**MATERIALS PROVIDED:**
* Start *

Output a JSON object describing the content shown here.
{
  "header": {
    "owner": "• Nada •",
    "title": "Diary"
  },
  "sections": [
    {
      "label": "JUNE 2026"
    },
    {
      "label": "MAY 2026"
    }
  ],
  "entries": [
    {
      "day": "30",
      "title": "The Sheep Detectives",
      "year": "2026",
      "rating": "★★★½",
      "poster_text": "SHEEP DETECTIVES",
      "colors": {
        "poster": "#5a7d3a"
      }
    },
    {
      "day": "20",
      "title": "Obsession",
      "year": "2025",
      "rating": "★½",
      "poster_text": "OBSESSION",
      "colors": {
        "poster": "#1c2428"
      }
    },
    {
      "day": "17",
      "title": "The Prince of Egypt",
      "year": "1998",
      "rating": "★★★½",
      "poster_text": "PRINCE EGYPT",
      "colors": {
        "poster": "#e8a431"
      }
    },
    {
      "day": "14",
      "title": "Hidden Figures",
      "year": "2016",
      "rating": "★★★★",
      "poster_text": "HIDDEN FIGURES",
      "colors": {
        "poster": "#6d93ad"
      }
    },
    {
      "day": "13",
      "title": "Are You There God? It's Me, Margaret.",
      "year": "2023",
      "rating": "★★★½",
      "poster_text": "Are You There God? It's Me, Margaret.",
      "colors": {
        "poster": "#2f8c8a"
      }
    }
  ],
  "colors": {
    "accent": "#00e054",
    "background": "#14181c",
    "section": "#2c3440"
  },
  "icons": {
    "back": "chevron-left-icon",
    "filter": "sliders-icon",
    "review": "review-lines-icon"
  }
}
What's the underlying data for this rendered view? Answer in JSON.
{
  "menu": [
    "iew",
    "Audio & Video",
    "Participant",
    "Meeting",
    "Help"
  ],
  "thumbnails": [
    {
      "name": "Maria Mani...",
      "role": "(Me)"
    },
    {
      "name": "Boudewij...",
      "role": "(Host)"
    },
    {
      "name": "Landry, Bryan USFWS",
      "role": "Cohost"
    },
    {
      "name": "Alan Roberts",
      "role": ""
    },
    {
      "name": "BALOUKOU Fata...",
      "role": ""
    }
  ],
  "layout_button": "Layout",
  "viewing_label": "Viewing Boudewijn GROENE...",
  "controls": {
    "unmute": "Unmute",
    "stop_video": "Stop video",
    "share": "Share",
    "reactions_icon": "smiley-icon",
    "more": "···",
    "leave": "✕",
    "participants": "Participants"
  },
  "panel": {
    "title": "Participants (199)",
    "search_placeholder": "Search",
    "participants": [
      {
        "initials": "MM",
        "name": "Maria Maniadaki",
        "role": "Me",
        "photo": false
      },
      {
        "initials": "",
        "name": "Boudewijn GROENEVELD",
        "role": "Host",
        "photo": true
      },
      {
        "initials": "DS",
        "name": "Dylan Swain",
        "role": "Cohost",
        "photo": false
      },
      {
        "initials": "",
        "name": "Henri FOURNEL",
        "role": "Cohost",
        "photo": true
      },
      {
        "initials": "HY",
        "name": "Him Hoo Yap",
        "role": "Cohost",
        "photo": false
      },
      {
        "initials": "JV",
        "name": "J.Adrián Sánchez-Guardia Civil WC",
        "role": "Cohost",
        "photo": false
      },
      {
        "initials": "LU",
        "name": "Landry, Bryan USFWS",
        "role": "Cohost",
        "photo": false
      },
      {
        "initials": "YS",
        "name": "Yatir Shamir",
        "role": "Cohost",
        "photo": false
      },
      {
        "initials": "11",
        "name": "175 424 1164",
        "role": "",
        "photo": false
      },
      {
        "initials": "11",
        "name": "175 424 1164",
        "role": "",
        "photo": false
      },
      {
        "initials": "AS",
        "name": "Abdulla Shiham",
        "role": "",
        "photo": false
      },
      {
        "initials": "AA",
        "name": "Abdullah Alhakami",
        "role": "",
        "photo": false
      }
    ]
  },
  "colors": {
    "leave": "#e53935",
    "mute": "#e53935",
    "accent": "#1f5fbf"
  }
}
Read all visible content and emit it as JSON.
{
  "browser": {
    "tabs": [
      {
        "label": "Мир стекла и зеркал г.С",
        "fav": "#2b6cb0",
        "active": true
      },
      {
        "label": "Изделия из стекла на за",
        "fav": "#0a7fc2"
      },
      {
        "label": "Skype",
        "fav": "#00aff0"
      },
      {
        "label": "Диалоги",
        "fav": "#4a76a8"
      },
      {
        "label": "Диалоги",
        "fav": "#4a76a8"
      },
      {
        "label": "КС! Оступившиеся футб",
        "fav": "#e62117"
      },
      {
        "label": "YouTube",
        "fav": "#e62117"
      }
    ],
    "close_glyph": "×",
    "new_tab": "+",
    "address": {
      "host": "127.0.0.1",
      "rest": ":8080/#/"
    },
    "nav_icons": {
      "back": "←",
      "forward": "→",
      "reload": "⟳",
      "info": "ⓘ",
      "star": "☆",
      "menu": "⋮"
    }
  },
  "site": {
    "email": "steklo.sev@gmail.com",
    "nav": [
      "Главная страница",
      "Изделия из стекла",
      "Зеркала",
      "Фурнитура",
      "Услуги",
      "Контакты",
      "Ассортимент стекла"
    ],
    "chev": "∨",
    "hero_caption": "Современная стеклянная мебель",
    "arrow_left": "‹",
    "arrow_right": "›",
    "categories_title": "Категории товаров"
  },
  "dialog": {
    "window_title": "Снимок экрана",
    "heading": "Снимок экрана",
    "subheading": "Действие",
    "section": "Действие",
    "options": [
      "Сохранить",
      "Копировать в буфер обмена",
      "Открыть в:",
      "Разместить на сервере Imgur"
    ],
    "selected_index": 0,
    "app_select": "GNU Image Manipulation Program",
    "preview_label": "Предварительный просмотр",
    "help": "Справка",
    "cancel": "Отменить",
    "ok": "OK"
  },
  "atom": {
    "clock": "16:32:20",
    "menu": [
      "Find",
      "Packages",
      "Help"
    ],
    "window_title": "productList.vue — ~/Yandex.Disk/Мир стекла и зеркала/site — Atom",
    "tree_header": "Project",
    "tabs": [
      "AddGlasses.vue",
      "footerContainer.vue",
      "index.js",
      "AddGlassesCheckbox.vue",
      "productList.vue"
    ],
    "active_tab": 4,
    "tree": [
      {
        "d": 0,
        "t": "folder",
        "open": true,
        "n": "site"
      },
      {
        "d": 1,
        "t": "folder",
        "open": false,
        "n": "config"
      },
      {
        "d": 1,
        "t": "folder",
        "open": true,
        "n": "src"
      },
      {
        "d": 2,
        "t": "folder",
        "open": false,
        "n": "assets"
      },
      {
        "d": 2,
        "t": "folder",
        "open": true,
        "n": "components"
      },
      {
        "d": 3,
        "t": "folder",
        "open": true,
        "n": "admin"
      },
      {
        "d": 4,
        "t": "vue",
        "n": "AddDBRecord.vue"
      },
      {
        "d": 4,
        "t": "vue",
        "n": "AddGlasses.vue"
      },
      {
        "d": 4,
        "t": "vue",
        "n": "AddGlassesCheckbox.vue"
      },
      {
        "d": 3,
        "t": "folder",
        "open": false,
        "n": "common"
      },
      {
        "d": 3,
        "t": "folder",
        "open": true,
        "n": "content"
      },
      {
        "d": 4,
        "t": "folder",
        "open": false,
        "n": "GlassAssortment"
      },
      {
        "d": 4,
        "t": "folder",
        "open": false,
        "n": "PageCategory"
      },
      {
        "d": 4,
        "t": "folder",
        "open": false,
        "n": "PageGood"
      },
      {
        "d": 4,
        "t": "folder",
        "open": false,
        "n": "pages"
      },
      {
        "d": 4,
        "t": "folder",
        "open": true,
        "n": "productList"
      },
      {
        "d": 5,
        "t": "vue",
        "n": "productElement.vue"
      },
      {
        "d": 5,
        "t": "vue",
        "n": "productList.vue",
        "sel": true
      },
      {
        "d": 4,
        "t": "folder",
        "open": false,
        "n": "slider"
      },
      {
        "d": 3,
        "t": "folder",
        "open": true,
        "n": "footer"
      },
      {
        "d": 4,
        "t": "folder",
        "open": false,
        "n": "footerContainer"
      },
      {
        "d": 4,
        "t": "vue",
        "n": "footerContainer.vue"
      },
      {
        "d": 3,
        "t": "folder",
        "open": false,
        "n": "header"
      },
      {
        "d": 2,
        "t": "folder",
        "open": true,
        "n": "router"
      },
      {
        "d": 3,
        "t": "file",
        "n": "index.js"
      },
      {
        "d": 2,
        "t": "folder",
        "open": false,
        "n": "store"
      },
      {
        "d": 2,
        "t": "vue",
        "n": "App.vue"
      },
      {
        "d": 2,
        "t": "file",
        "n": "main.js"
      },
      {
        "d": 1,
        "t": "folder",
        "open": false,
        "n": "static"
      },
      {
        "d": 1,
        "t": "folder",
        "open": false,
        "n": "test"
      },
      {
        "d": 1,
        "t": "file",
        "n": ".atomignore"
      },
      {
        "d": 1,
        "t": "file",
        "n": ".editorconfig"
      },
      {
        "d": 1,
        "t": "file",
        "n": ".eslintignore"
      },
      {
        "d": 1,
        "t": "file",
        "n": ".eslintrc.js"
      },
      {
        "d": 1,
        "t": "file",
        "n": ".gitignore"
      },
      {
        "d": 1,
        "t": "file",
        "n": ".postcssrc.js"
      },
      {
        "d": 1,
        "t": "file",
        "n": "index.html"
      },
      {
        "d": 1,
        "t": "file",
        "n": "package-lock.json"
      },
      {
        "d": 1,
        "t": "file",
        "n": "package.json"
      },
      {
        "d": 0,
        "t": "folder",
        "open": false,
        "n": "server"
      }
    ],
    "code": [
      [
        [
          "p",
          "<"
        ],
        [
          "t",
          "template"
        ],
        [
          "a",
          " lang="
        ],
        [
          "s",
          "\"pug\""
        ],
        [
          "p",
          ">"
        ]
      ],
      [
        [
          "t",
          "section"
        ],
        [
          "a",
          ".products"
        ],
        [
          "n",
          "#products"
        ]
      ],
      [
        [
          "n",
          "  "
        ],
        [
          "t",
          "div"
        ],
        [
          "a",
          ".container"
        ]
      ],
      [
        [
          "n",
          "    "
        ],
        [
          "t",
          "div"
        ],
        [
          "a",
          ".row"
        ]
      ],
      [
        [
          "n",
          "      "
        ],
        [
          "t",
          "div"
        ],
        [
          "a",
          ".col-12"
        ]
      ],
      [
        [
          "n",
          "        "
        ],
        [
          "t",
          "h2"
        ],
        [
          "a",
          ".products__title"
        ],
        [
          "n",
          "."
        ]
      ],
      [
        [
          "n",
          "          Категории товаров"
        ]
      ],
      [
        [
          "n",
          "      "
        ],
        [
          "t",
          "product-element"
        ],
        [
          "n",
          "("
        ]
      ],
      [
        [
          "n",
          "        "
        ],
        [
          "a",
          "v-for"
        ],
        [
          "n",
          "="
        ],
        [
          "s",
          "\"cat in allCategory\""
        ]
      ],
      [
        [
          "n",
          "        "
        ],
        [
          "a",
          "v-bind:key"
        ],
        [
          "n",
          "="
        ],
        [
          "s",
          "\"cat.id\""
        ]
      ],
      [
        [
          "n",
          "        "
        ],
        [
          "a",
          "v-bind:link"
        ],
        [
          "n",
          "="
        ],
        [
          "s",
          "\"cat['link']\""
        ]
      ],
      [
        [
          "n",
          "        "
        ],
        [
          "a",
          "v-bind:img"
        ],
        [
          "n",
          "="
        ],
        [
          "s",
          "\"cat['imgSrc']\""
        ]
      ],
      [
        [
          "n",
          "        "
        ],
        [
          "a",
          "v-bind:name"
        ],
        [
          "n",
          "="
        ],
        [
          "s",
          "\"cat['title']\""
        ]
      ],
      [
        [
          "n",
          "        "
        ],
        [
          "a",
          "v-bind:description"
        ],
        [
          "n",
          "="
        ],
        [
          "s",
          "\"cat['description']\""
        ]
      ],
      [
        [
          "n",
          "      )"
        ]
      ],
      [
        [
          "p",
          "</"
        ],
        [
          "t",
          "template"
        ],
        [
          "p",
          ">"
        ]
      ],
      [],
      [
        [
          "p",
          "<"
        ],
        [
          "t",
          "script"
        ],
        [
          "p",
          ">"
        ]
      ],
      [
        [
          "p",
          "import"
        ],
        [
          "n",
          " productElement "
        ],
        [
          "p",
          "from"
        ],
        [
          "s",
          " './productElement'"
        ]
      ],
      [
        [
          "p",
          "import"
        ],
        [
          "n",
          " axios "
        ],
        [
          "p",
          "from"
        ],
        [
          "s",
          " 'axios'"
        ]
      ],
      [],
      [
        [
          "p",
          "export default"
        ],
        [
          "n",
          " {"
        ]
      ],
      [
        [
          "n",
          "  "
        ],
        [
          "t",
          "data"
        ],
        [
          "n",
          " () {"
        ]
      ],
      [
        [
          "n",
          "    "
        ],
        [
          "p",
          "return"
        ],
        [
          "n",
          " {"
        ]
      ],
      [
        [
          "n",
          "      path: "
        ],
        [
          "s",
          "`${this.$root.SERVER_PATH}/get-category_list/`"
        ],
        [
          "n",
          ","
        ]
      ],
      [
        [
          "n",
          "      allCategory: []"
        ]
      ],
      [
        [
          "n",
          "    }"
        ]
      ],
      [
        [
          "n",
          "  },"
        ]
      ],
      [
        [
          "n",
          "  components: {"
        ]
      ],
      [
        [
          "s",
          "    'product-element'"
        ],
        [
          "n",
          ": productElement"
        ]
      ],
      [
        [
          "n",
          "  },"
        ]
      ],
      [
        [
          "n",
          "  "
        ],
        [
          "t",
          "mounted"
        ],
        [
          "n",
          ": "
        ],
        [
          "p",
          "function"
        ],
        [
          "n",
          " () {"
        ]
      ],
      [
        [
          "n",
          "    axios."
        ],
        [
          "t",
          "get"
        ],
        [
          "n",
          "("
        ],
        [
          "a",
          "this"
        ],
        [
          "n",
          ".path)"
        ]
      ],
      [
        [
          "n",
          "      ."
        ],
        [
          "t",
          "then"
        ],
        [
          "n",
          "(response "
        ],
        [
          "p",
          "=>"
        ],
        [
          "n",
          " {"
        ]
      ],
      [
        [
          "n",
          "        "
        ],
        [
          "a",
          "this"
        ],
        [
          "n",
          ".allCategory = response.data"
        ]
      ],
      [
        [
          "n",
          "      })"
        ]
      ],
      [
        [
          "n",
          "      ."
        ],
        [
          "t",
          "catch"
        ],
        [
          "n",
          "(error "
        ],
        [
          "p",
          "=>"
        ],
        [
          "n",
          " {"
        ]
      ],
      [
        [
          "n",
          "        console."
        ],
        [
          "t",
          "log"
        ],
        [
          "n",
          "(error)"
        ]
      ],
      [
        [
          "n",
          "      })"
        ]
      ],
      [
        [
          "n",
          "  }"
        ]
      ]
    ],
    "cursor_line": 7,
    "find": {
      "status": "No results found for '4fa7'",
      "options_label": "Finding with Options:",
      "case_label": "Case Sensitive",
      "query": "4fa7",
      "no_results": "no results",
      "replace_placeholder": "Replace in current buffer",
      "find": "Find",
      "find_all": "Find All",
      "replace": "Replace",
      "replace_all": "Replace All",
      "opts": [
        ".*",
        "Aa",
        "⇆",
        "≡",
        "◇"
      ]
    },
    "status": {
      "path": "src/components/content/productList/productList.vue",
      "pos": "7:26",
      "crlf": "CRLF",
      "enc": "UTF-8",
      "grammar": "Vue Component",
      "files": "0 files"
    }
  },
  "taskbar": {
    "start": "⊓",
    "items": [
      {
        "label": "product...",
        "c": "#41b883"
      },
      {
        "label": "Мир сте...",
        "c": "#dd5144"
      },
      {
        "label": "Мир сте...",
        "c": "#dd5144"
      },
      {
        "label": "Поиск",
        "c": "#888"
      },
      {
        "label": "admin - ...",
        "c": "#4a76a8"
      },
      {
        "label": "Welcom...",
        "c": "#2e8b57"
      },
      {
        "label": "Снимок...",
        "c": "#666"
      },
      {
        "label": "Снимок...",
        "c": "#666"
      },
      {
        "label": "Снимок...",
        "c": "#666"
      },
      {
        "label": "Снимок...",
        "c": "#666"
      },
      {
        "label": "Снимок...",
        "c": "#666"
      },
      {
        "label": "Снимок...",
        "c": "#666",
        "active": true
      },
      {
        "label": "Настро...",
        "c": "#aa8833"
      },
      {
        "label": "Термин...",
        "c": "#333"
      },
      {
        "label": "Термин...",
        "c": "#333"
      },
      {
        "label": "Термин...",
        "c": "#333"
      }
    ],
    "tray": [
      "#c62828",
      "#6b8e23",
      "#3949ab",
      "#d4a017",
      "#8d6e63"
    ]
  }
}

* End *

**TO BE DONE:** Find and copy each line above that includes the string "components".

**EXPECTED ANSWER:**
        "n": "components"
          "  components: {"
      "path": "src/components/content/productList/productList.vue",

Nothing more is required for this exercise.